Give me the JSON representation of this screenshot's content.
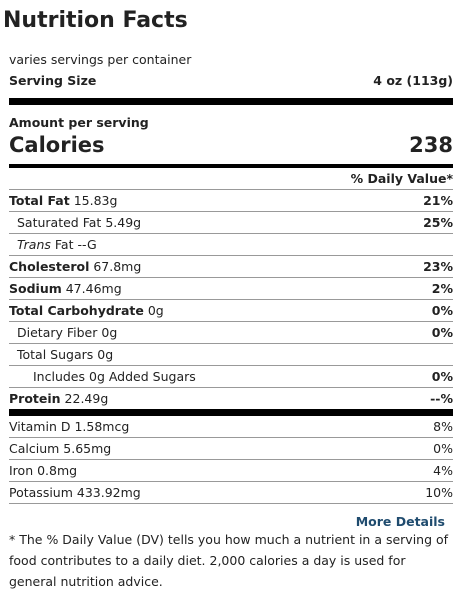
{
  "title": "Nutrition Facts",
  "servings": "varies servings per container",
  "serving_size_label": "Serving Size",
  "serving_size": "4 oz (113g)",
  "amount_per_serving": "Amount per serving",
  "calories_label": "Calories",
  "calories": "238",
  "dv_header": "% Daily Value*",
  "rows": [
    {
      "name": "Total Fat",
      "amount": "15.83g",
      "dv": "21%"
    },
    {
      "name": "Saturated Fat",
      "amount": "5.49g",
      "dv": "25%"
    },
    {
      "name": "Trans",
      "name_rest": "Fat",
      "amount": "--G"
    },
    {
      "name": "Cholesterol",
      "amount": "67.8mg",
      "dv": "23%"
    },
    {
      "name": "Sodium",
      "amount": "47.46mg",
      "dv": "2%"
    },
    {
      "name": "Total Carbohydrate",
      "amount": "0g",
      "dv": "0%"
    },
    {
      "name": "Dietary Fiber",
      "amount": "0g",
      "dv": "0%"
    },
    {
      "name": "Total Sugars",
      "amount": "0g"
    },
    {
      "name": "Includes 0g Added Sugars",
      "dv": "0%"
    },
    {
      "name": "Protein",
      "amount": "22.49g",
      "dv": "--%"
    }
  ],
  "vitamins": [
    {
      "name": "Vitamin D",
      "amount": "1.58mcg",
      "dv": "8%"
    },
    {
      "name": "Calcium",
      "amount": "5.65mg",
      "dv": "0%"
    },
    {
      "name": "Iron",
      "amount": "0.8mg",
      "dv": "4%"
    },
    {
      "name": "Potassium",
      "amount": "433.92mg",
      "dv": "10%"
    }
  ],
  "more_details": "More Details",
  "footnote": "* The % Daily Value (DV) tells you how much a nutrient in a serving of food contributes to a daily diet. 2,000 calories a day is used for general nutrition advice."
}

==============================

* WHAT IS EXPECTED:
Transcribe the records above exactly, leaving out every picture.

* COMPLETED EXERCISE:
Give me the JSON representation of this screenshot's content.
{
  "title": "Nutrition Facts",
  "servings": "varies servings per container",
  "serving_size_label": "Serving Size",
  "serving_size": "4 oz (113g)",
  "amount_per_serving": "Amount per serving",
  "calories_label": "Calories",
  "calories": "238",
  "dv_header": "% Daily Value*",
  "rows": [
    {
      "name": "Total Fat",
      "amount": "15.83g",
      "dv": "21%"
    },
    {
      "name": "Saturated Fat",
      "amount": "5.49g",
      "dv": "25%"
    },
    {
      "name": "Trans",
      "name_rest": "Fat",
      "amount": "--G"
    },
    {
      "name": "Cholesterol",
      "amount": "67.8mg",
      "dv": "23%"
    },
    {
      "name": "Sodium",
      "amount": "47.46mg",
      "dv": "2%"
    },
    {
      "name": "Total Carbohydrate",
      "amount": "0g",
      "dv": "0%"
    },
    {
      "name": "Dietary Fiber",
      "amount": "0g",
      "dv": "0%"
    },
    {
      "name": "Total Sugars",
      "amount": "0g"
    },
    {
      "name": "Includes 0g Added Sugars",
      "dv": "0%"
    },
    {
      "name": "Protein",
      "amount": "22.49g",
      "dv": "--%"
    }
  ],
  "vitamins": [
    {
      "name": "Vitamin D",
      "amount": "1.58mcg",
      "dv": "8%"
    },
    {
      "name": "Calcium",
      "amount": "5.65mg",
      "dv": "0%"
    },
    {
      "name": "Iron",
      "amount": "0.8mg",
      "dv": "4%"
    },
    {
      "name": "Potassium",
      "amount": "433.92mg",
      "dv": "10%"
    }
  ],
  "more_details": "More Details",
  "footnote": "* The % Daily Value (DV) tells you how much a nutrient in a serving of food contributes to a daily diet. 2,000 calories a day is used for general nutrition advice."
}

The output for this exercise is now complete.